** start Material provided **

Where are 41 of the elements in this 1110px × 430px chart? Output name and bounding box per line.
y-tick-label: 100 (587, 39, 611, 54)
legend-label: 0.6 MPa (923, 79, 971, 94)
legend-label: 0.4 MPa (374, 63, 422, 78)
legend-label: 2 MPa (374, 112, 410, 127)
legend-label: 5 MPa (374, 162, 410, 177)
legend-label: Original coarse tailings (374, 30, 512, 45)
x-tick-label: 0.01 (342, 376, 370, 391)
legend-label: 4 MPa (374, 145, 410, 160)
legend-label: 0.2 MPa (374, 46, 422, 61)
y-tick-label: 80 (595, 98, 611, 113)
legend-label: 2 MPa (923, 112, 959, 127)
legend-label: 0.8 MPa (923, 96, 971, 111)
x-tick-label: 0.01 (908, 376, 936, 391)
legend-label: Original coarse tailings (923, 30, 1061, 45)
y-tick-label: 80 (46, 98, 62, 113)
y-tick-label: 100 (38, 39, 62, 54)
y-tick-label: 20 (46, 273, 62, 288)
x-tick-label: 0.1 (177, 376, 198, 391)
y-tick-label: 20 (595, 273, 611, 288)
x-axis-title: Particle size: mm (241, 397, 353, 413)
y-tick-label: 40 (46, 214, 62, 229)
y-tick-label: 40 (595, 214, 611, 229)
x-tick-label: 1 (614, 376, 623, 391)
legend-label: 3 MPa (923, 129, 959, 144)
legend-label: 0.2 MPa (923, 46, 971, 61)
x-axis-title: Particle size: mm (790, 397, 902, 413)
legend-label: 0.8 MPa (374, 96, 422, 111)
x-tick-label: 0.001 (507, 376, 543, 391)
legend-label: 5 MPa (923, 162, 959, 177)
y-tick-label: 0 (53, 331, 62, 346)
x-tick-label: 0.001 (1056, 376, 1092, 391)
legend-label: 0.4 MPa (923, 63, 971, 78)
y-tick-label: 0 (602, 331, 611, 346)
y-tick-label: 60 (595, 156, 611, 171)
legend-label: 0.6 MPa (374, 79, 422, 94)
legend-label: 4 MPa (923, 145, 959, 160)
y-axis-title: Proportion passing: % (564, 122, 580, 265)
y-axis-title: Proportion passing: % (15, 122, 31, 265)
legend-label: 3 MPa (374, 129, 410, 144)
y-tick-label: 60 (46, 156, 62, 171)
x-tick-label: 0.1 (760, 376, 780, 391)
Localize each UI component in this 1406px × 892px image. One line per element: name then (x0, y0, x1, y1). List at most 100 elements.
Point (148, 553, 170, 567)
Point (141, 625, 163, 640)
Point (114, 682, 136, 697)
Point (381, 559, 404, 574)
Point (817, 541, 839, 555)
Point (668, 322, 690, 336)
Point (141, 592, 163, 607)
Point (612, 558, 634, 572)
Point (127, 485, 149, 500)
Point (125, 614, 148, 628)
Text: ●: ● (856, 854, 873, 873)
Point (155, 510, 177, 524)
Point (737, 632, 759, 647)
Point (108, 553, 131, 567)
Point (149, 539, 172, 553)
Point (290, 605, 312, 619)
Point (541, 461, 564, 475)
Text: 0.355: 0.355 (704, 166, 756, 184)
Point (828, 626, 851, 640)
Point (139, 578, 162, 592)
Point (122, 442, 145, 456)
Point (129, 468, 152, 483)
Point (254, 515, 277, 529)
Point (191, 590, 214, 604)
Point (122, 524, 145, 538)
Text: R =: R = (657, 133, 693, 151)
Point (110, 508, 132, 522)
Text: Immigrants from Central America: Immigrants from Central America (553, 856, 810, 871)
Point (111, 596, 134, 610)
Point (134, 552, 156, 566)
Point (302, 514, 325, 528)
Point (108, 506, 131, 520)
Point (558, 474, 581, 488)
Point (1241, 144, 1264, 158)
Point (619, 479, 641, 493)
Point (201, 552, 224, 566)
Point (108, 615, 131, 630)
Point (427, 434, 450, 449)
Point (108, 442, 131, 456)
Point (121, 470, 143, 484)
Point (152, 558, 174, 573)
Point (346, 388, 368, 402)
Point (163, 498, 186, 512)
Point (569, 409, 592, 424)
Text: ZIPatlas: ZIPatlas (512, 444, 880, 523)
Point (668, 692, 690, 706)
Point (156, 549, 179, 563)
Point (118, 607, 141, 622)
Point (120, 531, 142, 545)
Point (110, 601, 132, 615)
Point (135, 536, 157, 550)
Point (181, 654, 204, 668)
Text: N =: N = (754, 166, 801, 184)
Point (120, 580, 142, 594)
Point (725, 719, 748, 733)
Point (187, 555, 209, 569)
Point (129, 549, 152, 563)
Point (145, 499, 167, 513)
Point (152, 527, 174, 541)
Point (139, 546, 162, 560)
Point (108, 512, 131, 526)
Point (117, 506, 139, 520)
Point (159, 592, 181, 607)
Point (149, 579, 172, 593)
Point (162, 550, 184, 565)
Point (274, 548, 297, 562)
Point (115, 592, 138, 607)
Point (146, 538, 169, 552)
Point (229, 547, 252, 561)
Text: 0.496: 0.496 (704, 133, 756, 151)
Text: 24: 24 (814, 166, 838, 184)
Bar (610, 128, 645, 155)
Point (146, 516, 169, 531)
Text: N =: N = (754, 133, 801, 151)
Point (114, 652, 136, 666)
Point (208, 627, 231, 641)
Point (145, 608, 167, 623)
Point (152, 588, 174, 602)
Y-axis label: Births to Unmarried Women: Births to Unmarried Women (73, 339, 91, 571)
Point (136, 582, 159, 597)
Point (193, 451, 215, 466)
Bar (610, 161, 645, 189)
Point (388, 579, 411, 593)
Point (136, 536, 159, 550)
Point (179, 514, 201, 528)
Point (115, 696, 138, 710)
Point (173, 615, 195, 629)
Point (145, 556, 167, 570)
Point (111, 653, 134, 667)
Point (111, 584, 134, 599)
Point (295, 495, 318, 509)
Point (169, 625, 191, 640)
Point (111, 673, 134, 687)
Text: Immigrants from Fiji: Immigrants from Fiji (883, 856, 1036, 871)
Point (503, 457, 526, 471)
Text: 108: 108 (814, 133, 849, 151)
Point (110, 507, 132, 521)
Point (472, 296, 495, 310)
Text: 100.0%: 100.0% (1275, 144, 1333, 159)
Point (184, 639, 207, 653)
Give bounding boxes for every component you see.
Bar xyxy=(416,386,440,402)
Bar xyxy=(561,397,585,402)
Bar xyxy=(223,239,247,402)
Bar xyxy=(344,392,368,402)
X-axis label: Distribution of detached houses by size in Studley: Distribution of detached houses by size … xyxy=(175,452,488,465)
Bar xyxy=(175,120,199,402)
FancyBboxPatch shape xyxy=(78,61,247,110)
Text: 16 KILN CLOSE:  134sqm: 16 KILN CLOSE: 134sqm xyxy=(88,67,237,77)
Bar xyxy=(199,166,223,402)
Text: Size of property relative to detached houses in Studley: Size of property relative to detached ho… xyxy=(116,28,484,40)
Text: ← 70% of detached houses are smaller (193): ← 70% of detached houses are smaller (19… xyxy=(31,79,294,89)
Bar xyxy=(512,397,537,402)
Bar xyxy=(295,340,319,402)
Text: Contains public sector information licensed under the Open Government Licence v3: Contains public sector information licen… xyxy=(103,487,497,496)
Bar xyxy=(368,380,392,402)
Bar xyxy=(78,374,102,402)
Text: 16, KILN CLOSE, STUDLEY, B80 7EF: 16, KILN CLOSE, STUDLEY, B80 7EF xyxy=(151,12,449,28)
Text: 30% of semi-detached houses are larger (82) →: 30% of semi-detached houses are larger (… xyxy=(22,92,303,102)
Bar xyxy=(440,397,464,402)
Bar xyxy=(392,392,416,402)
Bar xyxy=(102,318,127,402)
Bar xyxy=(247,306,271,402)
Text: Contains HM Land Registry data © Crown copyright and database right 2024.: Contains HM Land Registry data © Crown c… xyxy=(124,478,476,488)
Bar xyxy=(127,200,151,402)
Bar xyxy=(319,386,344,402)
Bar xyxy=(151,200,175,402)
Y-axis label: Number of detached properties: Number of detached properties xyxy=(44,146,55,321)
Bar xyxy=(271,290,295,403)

** end Material provided **

**Aim of the exercise**. Convert the listing from its first line through the line with "y-tick-label: 100 (38, 39, 62, 54)", both ends included, into a Markdown table with columns Row and Entry. Number each line in Row and leave out any blank lines.

**Exercise output**.
| Row | Entry |
|---|---|
| 1 | Where are 41 of the elements in this 1110px × 430px chart? Output name and bounding box per line. |
| 2 | y-tick-label: 100 (587, 39, 611, 54) |
| 3 | legend-label: 0.6 MPa (923, 79, 971, 94) |
| 4 | legend-label: 0.4 MPa (374, 63, 422, 78) |
| 5 | legend-label: 2 MPa (374, 112, 410, 127) |
| 6 | legend-label: 5 MPa (374, 162, 410, 177) |
| 7 | legend-label: Original coarse tailings (374, 30, 512, 45) |
| 8 | x-tick-label: 0.01 (342, 376, 370, 391) |
| 9 | legend-label: 4 MPa (374, 145, 410, 160) |
| 10 | legend-label: 0.2 MPa (374, 46, 422, 61) |
| 11 | y-tick-label: 80 (595, 98, 611, 113) |
| 12 | legend-label: 2 MPa (923, 112, 959, 127) |
| 13 | legend-label: 0.8 MPa (923, 96, 971, 111) |
| 14 | x-tick-label: 0.01 (908, 376, 936, 391) |
| 15 | legend-label: Original coarse tailings (923, 30, 1061, 45) |
| 16 | y-tick-label: 80 (46, 98, 62, 113) |
| 17 | y-tick-label: 100 (38, 39, 62, 54) |